**MATERIAL PROVIDED**
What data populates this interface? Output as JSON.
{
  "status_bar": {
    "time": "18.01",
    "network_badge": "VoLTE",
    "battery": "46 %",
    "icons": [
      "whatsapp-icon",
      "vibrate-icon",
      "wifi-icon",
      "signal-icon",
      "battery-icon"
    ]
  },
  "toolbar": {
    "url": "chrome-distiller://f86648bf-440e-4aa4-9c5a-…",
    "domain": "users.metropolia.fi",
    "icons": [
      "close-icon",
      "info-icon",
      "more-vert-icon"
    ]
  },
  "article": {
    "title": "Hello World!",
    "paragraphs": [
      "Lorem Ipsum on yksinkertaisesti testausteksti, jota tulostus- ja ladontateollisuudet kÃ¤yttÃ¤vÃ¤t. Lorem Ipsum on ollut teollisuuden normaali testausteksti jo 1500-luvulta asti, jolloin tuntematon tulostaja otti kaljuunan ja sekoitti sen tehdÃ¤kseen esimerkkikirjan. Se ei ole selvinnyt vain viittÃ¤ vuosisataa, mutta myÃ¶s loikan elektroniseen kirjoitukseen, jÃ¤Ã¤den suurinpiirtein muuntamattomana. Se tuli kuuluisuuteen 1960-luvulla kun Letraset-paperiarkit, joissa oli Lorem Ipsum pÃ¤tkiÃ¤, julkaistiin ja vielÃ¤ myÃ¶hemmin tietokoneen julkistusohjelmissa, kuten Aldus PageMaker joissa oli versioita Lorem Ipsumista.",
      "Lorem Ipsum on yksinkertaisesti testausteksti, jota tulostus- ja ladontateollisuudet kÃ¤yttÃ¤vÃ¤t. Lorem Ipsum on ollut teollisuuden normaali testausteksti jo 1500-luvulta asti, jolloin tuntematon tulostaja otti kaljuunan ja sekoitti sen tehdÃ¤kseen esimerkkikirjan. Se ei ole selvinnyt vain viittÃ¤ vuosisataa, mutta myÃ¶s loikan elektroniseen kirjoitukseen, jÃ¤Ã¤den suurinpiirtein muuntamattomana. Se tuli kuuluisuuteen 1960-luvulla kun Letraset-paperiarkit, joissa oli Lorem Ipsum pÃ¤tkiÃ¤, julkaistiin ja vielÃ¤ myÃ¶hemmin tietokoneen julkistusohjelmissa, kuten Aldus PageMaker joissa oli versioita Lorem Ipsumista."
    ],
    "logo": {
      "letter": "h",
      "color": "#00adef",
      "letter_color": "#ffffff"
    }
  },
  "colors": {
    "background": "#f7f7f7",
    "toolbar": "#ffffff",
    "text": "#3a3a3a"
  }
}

**YOUR GOAL**
Show all lines above holding "mutta".

**TASK OUTPUT**
      "Lorem Ipsum on yksinkertaisesti testausteksti, jota tulostus- ja ladontateollisuudet kÃ¤yttÃ¤vÃ¤t. Lorem Ipsum on ollut teollisuuden normaali testausteksti jo 1500-luvulta asti, jolloin tuntematon tulostaja otti kaljuunan ja sekoitti sen tehdÃ¤kseen esimerkkikirjan. Se ei ole selvinnyt vain viittÃ¤ vuosisataa, mutta myÃ¶s loikan elektroniseen kirjoitukseen, jÃ¤Ã¤den suurinpiirtein muuntamattomana. Se tuli kuuluisuuteen 1960-luvulla kun Letraset-paperiarkit, joissa oli Lorem Ipsum pÃ¤tkiÃ¤, julkaistiin ja vielÃ¤ myÃ¶hemmin tietokoneen julkistusohjelmissa, kuten Aldus PageMaker joissa oli versioita Lorem Ipsumista.",
      "Lorem Ipsum on yksinkertaisesti testausteksti, jota tulostus- ja ladontateollisuudet kÃ¤yttÃ¤vÃ¤t. Lorem Ipsum on ollut teollisuuden normaali testausteksti jo 1500-luvulta asti, jolloin tuntematon tulostaja otti kaljuunan ja sekoitti sen tehdÃ¤kseen esimerkkikirjan. Se ei ole selvinnyt vain viittÃ¤ vuosisataa, mutta myÃ¶s loikan elektroniseen kirjoitukseen, jÃ¤Ã¤den suurinpiirtein muuntamattomana. Se tuli kuuluisuuteen 1960-luvulla kun Letraset-paperiarkit, joissa oli Lorem Ipsum pÃ¤tkiÃ¤, julkaistiin ja vielÃ¤ myÃ¶hemmin tietokoneen julkistusohjelmissa, kuten Aldus PageMaker joissa oli versioita Lorem Ipsumista."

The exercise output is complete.